WHAT THIS TASK INVOLVES: Within the records below, find each line that holds the string "brand", then copy it.

Collected data entries:
══════════════════════════════
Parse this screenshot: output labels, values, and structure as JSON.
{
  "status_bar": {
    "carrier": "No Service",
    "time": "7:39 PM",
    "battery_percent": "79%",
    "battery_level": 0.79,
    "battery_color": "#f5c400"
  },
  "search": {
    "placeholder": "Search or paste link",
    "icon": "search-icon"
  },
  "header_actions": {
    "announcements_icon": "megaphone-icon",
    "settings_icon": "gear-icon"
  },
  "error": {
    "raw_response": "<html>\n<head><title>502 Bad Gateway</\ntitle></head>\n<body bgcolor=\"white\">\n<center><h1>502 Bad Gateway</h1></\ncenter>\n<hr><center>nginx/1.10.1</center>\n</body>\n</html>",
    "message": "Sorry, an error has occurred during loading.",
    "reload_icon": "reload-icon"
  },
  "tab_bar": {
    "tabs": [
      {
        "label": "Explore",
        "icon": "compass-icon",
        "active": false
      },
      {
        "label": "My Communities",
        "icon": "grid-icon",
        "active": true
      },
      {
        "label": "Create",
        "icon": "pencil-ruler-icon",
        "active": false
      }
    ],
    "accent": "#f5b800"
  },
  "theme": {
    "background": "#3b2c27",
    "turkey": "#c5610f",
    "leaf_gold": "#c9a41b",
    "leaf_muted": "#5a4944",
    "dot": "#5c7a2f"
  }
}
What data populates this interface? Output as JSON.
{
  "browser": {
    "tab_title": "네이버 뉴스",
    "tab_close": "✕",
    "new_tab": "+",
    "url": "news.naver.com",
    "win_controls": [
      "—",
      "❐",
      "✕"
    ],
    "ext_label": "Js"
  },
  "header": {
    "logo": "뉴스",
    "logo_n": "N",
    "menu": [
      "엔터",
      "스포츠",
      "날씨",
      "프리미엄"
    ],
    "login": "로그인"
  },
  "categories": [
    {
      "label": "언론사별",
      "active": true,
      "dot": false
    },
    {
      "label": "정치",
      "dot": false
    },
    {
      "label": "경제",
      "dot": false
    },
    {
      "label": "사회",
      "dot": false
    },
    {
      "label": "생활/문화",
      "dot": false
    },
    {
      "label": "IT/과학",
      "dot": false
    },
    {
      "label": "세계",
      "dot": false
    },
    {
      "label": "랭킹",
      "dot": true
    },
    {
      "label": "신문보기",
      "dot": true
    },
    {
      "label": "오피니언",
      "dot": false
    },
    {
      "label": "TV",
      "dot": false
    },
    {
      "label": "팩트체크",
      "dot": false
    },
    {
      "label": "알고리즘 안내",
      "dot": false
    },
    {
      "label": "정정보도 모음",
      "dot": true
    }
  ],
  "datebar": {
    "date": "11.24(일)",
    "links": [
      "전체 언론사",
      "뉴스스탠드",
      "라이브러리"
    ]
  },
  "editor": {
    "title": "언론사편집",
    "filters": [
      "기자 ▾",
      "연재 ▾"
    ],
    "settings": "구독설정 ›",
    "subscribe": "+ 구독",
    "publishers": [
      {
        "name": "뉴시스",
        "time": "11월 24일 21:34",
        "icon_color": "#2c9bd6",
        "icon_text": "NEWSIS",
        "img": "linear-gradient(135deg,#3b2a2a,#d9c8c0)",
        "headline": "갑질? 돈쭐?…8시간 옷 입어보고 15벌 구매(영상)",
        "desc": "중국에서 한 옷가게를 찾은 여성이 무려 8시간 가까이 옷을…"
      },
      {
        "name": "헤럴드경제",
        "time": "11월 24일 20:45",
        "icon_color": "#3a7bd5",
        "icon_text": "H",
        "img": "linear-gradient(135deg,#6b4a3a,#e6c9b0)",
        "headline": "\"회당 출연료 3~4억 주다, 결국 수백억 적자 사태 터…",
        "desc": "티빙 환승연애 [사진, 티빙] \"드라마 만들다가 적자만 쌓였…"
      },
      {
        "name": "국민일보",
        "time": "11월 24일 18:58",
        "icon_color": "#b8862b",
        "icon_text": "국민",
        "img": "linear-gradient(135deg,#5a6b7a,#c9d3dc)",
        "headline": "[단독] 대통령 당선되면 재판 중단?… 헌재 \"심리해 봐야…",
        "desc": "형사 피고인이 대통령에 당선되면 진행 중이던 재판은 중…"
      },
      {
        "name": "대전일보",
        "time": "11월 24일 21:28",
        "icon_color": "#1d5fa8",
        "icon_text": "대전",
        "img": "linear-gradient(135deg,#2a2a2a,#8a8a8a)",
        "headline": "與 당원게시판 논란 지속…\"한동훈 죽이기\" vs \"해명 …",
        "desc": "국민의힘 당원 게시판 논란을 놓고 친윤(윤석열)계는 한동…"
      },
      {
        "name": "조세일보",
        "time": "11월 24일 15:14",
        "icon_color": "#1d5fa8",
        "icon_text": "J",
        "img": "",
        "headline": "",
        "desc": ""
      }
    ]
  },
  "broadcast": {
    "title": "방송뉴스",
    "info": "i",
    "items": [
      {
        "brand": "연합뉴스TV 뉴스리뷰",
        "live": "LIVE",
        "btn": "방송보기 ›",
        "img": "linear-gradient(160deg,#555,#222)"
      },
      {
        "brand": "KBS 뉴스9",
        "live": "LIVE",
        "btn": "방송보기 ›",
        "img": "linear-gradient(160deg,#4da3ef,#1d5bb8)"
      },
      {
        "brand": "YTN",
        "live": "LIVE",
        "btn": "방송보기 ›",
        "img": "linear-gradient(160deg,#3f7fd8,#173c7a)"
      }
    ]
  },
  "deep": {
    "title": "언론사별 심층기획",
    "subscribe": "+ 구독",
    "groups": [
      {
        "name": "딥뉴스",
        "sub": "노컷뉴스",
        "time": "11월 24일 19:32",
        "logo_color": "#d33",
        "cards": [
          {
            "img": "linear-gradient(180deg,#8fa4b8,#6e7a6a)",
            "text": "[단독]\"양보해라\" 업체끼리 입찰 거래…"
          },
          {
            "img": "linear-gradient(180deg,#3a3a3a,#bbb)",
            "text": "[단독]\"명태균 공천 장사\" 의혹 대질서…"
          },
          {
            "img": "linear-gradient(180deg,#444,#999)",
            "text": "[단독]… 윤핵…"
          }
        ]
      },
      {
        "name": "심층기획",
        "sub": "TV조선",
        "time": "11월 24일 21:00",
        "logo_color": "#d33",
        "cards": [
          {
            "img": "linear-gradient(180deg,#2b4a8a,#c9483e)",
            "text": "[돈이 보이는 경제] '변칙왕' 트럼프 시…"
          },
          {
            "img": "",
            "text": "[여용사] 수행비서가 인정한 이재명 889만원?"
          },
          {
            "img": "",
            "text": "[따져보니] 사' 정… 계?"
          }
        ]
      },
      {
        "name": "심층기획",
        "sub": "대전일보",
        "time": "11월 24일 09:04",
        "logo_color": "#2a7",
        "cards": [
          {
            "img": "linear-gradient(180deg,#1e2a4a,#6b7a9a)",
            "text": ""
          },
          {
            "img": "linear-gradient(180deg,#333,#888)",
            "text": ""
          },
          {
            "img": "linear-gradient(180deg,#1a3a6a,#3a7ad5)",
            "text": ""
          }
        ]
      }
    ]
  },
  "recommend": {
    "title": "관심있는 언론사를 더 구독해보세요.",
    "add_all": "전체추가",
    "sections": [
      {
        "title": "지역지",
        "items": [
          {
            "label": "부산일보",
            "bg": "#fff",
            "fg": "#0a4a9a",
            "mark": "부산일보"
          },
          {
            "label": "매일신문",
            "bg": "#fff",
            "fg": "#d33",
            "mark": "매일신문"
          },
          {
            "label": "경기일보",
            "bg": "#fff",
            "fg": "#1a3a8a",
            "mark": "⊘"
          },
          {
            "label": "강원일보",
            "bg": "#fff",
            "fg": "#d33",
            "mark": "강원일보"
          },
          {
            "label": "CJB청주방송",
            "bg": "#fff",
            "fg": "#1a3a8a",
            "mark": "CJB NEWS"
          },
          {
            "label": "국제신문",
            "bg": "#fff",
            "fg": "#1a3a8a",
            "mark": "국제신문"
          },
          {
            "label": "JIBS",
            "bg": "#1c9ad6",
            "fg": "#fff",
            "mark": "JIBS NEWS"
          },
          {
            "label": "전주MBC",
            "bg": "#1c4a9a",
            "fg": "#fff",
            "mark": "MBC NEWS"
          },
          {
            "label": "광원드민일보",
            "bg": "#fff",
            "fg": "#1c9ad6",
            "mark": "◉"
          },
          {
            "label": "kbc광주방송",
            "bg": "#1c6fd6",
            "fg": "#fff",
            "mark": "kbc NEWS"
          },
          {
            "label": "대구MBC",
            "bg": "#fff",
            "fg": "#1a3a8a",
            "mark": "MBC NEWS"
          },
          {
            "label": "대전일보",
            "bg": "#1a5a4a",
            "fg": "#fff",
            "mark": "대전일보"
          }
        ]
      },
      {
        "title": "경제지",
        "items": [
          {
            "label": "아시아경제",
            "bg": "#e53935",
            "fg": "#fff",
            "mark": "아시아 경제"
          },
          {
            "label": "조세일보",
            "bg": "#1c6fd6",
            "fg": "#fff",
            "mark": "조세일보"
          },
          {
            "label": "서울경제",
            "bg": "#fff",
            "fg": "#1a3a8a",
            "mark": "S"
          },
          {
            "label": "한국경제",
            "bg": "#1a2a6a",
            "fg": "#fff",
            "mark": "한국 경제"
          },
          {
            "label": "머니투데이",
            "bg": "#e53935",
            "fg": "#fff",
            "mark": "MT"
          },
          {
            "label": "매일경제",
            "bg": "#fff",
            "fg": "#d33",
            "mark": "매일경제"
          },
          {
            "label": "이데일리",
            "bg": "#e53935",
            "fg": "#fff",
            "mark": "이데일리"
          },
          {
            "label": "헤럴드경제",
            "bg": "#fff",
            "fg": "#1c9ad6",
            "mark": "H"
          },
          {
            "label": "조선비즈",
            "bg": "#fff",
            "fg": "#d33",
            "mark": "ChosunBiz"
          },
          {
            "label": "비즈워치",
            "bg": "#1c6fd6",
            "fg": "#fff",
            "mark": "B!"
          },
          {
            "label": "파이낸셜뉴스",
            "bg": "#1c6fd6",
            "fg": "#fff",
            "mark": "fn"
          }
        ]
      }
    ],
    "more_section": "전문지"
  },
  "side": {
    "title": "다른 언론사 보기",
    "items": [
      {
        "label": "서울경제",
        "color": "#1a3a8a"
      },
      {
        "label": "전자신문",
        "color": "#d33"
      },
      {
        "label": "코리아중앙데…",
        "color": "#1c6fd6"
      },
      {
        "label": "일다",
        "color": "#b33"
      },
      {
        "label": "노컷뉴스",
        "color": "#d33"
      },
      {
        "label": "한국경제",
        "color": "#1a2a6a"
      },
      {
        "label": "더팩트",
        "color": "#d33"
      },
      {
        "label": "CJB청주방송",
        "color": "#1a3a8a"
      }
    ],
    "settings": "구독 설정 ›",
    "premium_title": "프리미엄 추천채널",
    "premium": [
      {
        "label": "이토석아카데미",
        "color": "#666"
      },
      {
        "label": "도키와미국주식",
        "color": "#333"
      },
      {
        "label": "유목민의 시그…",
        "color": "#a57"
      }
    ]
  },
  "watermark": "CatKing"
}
══════════════════════════════
OUTPUT OF THE TASK:
        "brand": "연합뉴스TV 뉴스리뷰",
        "brand": "KBS 뉴스9",
        "brand": "YTN",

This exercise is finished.